The exercise:
Look through the material below and give the number of lines holding "series", with no other words.

Information given:
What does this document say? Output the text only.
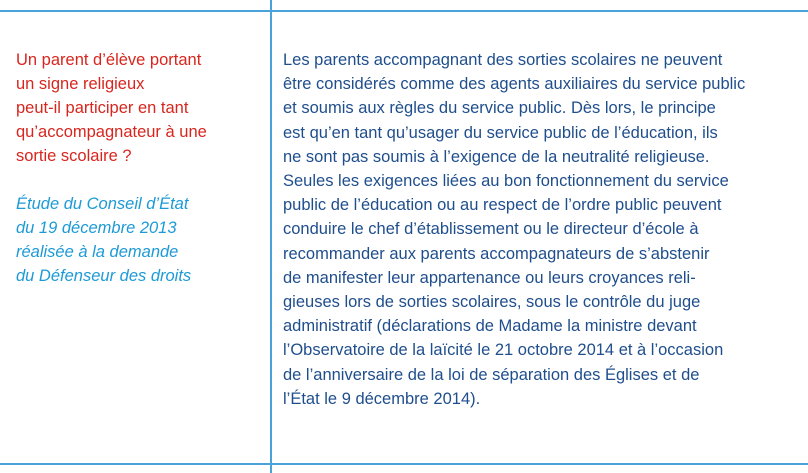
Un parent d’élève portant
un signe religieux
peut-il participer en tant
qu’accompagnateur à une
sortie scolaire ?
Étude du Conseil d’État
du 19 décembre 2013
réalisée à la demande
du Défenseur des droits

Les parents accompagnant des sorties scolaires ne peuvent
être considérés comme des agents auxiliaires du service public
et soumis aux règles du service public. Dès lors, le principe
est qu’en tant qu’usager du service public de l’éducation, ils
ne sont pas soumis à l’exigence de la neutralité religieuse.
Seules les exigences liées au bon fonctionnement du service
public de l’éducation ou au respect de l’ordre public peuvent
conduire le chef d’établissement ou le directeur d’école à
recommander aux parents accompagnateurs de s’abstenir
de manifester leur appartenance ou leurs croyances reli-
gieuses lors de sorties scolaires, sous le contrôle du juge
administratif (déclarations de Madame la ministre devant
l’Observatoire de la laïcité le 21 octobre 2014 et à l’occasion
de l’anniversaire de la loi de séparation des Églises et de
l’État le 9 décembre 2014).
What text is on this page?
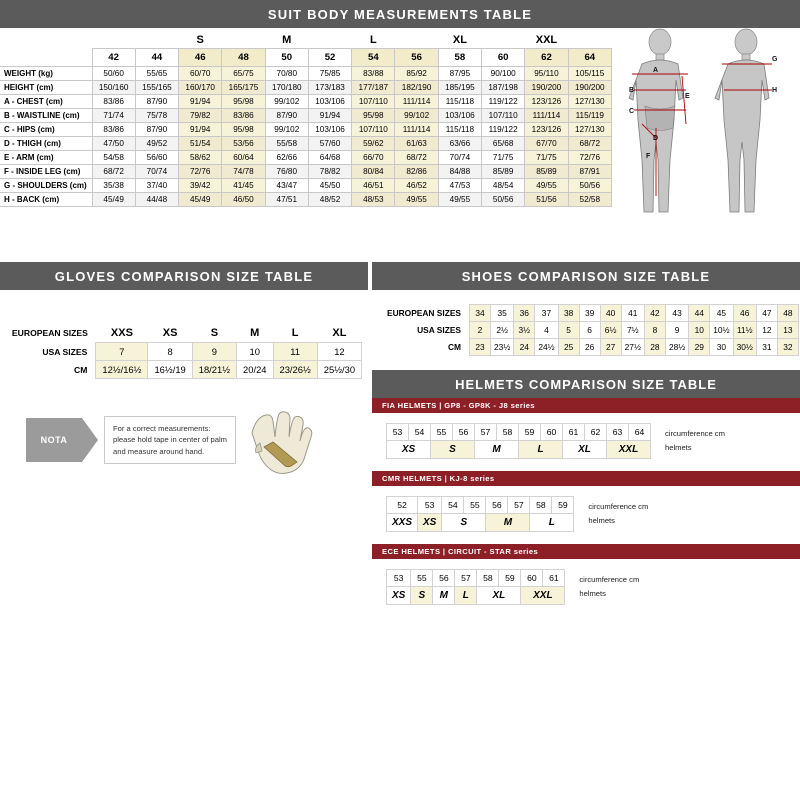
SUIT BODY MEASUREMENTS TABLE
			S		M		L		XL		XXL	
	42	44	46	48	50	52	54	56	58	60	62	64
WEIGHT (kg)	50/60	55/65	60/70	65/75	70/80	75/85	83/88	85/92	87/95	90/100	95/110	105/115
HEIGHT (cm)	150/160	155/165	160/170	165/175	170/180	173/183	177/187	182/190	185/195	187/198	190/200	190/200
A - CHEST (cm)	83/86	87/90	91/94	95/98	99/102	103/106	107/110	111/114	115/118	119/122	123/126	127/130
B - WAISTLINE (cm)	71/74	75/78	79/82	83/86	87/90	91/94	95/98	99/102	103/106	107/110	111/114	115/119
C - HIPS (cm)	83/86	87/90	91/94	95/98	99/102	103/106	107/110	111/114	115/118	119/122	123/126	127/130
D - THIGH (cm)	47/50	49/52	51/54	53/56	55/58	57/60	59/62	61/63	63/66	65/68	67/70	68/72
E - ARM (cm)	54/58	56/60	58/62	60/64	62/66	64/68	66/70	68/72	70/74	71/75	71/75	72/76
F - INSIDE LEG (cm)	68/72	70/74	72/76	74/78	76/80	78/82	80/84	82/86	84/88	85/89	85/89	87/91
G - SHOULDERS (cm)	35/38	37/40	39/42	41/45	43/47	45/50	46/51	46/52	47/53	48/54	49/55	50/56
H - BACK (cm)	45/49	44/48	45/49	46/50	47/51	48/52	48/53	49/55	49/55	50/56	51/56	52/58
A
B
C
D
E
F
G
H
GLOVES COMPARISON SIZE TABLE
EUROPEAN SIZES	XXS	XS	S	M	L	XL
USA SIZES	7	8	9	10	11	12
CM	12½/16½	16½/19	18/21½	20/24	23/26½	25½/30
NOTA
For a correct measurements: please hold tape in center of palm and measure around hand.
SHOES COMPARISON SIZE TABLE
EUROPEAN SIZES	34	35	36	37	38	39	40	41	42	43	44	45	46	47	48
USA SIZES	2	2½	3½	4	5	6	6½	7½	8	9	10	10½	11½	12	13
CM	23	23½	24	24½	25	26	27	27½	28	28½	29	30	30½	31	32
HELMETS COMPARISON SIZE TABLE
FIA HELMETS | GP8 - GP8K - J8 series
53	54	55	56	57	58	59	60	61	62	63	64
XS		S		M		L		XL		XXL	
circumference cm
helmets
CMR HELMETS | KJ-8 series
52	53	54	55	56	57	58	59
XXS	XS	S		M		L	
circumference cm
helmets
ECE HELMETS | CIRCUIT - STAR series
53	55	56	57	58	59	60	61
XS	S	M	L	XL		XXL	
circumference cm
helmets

Complete output:
3